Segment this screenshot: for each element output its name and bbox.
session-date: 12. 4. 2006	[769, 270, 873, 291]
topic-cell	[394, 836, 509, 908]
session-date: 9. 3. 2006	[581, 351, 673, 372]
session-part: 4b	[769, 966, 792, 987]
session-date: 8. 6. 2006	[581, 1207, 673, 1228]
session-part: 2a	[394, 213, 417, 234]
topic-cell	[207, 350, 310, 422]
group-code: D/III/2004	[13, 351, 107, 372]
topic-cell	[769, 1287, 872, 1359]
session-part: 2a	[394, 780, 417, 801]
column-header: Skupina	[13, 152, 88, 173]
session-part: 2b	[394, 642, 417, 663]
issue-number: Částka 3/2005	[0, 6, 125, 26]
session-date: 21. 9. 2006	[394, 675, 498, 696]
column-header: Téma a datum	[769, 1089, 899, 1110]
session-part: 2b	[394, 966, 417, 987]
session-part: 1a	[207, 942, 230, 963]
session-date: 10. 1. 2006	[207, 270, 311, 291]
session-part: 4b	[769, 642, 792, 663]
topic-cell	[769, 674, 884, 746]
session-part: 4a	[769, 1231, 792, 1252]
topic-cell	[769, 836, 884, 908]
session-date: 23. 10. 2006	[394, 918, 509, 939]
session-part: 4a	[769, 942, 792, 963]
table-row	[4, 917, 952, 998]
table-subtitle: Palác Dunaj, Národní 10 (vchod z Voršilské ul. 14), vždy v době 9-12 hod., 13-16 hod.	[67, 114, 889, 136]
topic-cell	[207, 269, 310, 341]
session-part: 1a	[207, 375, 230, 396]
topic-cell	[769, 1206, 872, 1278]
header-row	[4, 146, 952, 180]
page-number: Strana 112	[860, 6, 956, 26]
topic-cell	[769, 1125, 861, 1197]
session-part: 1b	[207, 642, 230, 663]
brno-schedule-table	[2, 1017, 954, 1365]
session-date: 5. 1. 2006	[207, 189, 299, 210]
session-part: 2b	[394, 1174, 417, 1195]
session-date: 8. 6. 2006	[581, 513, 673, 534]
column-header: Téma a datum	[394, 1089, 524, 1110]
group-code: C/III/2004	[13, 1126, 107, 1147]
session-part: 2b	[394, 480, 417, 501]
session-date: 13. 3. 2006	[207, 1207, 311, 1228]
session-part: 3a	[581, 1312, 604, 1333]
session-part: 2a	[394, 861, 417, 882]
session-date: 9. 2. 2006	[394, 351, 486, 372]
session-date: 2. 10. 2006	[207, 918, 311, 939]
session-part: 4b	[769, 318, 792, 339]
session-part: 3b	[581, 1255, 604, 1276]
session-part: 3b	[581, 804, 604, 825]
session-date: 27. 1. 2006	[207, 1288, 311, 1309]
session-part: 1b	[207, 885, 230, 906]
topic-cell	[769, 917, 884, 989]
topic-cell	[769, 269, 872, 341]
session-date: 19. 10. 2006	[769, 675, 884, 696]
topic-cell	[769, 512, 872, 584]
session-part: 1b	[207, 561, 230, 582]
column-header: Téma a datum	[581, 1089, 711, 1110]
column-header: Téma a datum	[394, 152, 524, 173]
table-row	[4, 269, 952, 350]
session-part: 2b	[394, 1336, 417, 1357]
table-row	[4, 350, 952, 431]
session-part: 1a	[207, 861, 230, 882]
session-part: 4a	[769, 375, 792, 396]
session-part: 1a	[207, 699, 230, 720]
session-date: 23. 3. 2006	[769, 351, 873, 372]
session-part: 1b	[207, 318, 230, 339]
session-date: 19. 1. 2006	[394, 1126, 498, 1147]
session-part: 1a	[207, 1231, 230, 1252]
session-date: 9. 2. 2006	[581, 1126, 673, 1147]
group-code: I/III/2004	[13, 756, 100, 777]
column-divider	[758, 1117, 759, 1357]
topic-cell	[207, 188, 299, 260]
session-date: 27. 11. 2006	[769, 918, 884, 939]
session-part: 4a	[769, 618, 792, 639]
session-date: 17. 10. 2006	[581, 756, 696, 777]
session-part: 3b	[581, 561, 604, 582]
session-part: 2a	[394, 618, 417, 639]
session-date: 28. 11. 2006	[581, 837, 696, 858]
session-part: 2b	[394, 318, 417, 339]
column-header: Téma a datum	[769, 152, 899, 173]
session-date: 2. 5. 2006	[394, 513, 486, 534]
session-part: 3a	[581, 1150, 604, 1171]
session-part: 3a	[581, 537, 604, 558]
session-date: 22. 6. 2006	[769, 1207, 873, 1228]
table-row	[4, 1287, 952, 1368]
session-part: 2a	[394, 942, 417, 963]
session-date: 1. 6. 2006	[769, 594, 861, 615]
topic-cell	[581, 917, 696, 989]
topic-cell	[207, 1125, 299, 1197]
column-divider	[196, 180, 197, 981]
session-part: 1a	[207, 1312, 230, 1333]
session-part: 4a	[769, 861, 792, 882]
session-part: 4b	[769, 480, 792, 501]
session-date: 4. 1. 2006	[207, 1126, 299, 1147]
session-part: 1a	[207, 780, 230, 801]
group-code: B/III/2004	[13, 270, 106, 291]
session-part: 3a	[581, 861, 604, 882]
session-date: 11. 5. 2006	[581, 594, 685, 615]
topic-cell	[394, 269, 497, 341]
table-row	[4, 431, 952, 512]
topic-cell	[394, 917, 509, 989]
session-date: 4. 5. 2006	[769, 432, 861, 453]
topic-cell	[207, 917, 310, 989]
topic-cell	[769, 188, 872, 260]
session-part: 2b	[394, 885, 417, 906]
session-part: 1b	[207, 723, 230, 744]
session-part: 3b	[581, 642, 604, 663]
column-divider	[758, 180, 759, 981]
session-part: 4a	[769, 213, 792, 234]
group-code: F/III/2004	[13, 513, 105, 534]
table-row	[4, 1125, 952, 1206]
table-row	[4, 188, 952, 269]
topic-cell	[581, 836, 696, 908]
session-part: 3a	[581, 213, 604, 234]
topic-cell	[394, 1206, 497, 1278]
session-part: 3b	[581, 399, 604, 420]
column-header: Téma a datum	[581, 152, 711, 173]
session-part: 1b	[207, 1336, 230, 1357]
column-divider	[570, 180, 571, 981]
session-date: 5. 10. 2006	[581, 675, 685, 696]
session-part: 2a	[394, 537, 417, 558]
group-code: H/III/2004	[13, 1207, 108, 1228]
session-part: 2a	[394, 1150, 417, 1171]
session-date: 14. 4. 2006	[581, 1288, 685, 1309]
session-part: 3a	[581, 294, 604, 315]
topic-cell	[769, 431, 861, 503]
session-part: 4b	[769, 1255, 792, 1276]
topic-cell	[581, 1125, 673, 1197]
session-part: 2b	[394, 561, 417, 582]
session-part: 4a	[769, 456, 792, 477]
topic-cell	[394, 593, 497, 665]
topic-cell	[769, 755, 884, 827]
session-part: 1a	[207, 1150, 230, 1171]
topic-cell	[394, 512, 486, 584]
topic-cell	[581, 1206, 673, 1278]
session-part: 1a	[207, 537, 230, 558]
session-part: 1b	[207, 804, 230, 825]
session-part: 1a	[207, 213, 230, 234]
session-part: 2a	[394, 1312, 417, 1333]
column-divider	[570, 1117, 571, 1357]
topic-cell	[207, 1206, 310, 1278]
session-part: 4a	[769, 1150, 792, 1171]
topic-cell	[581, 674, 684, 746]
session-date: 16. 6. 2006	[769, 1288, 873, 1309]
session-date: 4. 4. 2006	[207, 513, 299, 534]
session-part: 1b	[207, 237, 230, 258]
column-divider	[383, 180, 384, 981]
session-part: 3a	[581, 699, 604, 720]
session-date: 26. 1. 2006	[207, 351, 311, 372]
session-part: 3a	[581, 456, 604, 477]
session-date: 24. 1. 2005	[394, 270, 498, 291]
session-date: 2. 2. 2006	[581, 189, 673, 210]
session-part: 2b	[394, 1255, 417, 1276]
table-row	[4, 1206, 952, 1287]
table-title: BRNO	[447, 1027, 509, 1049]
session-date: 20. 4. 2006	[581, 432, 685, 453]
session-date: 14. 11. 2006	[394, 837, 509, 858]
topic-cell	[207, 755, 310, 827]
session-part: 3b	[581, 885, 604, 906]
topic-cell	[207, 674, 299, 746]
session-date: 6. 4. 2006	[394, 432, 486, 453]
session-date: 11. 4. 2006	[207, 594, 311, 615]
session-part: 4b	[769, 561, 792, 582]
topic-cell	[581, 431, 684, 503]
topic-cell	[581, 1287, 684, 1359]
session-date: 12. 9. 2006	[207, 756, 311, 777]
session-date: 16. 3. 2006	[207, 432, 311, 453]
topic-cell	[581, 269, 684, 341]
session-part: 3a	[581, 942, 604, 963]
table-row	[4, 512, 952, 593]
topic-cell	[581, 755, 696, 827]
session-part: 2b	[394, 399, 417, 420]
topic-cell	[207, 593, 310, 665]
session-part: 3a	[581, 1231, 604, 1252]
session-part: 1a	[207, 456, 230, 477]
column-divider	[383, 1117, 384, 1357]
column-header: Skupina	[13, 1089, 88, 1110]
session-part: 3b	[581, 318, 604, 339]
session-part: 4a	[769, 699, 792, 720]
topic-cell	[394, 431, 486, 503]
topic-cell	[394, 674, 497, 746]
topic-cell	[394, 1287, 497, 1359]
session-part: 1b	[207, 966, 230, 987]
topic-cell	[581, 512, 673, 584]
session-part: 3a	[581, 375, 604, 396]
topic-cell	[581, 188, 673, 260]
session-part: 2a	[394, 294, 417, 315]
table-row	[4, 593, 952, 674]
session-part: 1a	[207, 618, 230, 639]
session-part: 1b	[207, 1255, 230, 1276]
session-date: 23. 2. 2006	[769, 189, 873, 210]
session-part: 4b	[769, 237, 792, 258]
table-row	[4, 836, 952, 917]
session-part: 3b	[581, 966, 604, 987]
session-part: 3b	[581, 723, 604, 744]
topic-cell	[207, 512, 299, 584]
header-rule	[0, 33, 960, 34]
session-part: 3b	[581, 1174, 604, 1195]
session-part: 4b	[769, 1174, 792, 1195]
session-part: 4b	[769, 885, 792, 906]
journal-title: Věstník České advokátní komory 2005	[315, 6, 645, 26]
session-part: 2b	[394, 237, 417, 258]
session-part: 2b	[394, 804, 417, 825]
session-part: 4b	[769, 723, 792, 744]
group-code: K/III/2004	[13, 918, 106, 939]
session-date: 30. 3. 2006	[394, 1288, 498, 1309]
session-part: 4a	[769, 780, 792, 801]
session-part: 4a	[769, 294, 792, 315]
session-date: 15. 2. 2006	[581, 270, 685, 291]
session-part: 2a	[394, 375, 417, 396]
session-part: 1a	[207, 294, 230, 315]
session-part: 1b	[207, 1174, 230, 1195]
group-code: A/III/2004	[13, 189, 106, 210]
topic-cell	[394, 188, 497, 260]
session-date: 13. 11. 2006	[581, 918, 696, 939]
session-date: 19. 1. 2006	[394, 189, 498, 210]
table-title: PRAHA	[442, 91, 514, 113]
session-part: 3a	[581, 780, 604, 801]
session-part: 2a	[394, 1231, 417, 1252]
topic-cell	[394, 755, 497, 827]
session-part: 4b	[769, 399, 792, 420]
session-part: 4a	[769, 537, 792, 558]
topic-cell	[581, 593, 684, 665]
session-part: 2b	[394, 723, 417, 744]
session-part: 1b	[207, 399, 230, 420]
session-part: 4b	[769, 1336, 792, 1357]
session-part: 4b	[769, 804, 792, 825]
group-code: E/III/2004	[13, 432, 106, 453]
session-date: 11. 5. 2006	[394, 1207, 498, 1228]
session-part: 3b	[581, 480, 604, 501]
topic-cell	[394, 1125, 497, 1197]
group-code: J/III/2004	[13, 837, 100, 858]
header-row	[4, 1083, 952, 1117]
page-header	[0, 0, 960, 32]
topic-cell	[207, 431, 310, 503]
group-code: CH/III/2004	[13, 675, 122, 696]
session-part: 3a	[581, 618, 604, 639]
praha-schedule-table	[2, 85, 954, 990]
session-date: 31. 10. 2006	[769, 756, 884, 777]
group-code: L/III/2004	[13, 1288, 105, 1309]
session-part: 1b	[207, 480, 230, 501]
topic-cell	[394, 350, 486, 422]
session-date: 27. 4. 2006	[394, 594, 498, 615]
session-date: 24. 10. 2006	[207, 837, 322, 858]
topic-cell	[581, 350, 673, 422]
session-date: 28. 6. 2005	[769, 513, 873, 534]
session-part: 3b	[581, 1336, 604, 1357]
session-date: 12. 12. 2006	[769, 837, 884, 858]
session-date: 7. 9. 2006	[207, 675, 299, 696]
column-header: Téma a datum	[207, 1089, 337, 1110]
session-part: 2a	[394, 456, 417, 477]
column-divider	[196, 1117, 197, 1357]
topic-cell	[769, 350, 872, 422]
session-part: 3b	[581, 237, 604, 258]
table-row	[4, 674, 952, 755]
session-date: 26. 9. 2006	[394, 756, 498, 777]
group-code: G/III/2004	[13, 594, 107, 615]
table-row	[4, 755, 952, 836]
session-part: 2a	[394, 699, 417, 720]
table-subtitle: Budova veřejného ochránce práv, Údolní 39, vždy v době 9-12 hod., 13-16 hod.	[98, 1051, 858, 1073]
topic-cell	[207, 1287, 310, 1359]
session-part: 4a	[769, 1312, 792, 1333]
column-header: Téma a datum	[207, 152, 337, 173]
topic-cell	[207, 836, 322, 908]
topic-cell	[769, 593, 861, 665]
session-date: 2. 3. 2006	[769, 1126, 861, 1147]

■ The exercise ■
Please reproduce the items word for word, beginning with their first line and stopping after the line that contains "642, 792, 663]".

■ Answer ■
Segment this screenshot: for each element output its name and bbox.
session-date: 12. 4. 2006	[769, 270, 873, 291]
topic-cell	[394, 836, 509, 908]
session-date: 9. 3. 2006	[581, 351, 673, 372]
session-part: 4b	[769, 966, 792, 987]
session-date: 8. 6. 2006	[581, 1207, 673, 1228]
session-part: 2a	[394, 213, 417, 234]
topic-cell	[207, 350, 310, 422]
group-code: D/III/2004	[13, 351, 107, 372]
topic-cell	[769, 1287, 872, 1359]
session-part: 2a	[394, 780, 417, 801]
column-header: Skupina	[13, 152, 88, 173]
session-part: 2b	[394, 642, 417, 663]
issue-number: Částka 3/2005	[0, 6, 125, 26]
session-date: 21. 9. 2006	[394, 675, 498, 696]
column-header: Téma a datum	[769, 1089, 899, 1110]
session-part: 2b	[394, 966, 417, 987]
session-part: 1a	[207, 942, 230, 963]
session-date: 10. 1. 2006	[207, 270, 311, 291]
session-part: 4b	[769, 642, 792, 663]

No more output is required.